§ Set problem
Set down each record exactly as written.

(A run of records)
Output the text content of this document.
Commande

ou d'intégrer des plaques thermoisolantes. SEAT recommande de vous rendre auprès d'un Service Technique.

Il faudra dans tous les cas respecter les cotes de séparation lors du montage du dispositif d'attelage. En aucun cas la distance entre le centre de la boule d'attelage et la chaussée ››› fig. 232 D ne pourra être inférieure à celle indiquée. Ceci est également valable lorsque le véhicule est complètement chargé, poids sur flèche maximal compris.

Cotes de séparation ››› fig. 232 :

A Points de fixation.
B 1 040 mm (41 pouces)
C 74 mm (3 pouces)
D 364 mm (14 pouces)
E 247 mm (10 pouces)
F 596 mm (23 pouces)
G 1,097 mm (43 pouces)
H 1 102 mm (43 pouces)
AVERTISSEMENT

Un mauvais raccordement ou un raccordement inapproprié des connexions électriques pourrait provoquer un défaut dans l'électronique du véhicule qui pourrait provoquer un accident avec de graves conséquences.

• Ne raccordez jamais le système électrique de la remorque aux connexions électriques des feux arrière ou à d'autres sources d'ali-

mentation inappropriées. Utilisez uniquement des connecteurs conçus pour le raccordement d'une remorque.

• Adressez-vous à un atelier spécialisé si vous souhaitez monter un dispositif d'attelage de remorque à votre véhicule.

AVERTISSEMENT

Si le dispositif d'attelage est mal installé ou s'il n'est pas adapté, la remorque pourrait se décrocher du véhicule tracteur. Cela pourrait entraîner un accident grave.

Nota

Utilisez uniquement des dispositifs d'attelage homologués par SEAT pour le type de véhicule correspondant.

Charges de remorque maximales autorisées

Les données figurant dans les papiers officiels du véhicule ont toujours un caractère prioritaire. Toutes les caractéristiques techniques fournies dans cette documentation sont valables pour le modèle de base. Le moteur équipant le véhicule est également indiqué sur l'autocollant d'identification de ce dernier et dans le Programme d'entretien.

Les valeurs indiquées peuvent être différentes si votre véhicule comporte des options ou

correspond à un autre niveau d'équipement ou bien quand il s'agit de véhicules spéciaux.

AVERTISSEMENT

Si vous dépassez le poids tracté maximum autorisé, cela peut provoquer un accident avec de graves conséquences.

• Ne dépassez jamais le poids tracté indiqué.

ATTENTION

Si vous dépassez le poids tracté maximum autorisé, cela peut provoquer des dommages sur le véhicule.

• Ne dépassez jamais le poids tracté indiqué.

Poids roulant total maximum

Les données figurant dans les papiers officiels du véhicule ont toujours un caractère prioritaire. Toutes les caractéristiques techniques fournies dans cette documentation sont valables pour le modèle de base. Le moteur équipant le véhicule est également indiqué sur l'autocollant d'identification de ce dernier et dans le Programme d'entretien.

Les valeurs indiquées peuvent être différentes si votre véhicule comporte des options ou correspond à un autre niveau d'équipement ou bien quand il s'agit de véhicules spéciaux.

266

§ Response for this exercise
Output the text content of this document.
Commande

ou d'intégrer des plaques thermoisolantes. SEAT recommande de vous rendre auprès d'un Service Technique.

Il faudra dans tous les cas respecter les cotes de séparation lors du montage du dispositif d'attelage. En aucun cas la distance entre le centre de la boule d'attelage et la chaussée ››› fig. 232 D ne pourra être inférieure à celle indiquée. Ceci est également valable lorsque le véhicule est complètement chargé, poids sur flèche maximal compris.

Cotes de séparation ››› fig. 232 :

A Points de fixation.
B 1 040 mm (41 pouces)
C 74 mm (3 pouces)
D 364 mm (14 pouces)
E 247 mm (10 pouces)
F 596 mm (23 pouces)
G 1,097 mm (43 pouces)
H 1 102 mm (43 pouces)
AVERTISSEMENT

Un mauvais raccordement ou un raccordement inapproprié des connexions électriques pourrait provoquer un défaut dans l'électronique du véhicule qui pourrait provoquer un accident avec de graves conséquences.

• Ne raccordez jamais le système électrique de la remorque aux connexions électriques des feux arrière ou à d'autres sources d'ali-

mentation inappropriées. Utilisez uniquement des connecteurs conçus pour le raccordement d'une remorque.

• Adressez-vous à un atelier spécialisé si vous souhaitez monter un dispositif d'attelage de remorque à votre véhicule.

AVERTISSEMENT

Si le dispositif d'attelage est mal installé ou s'il n'est pas adapté, la remorque pourrait se décrocher du véhicule tracteur. Cela pourrait entraîner un accident grave.

Nota

Utilisez uniquement des dispositifs d'attelage homologués par SEAT pour le type de véhicule correspondant.

Charges de remorque maximales autorisées

Les données figurant dans les papiers officiels du véhicule ont toujours un caractère prioritaire. Toutes les caractéristiques techniques fournies dans cette documentation sont valables pour le modèle de base. Le moteur équipant le véhicule est également indiqué sur l'autocollant d'identification de ce dernier et dans le Programme d'entretien.

Les valeurs indiquées peuvent être différentes si votre véhicule comporte des options ou

correspond à un autre niveau d'équipement ou bien quand il s'agit de véhicules spéciaux.

AVERTISSEMENT

Si vous dépassez le poids tracté maximum autorisé, cela peut provoquer un accident avec de graves conséquences.

• Ne dépassez jamais le poids tracté indiqué.

ATTENTION

Si vous dépassez le poids tracté maximum autorisé, cela peut provoquer des dommages sur le véhicule.

• Ne dépassez jamais le poids tracté indiqué.

Poids roulant total maximum

Les données figurant dans les papiers officiels du véhicule ont toujours un caractère prioritaire. Toutes les caractéristiques techniques fournies dans cette documentation sont valables pour le modèle de base. Le moteur équipant le véhicule est également indiqué sur l'autocollant d'identification de ce dernier et dans le Programme d'entretien.

Les valeurs indiquées peuvent être différentes si votre véhicule comporte des options ou correspond à un autre niveau d'équipement ou bien quand il s'agit de véhicules spéciaux.

266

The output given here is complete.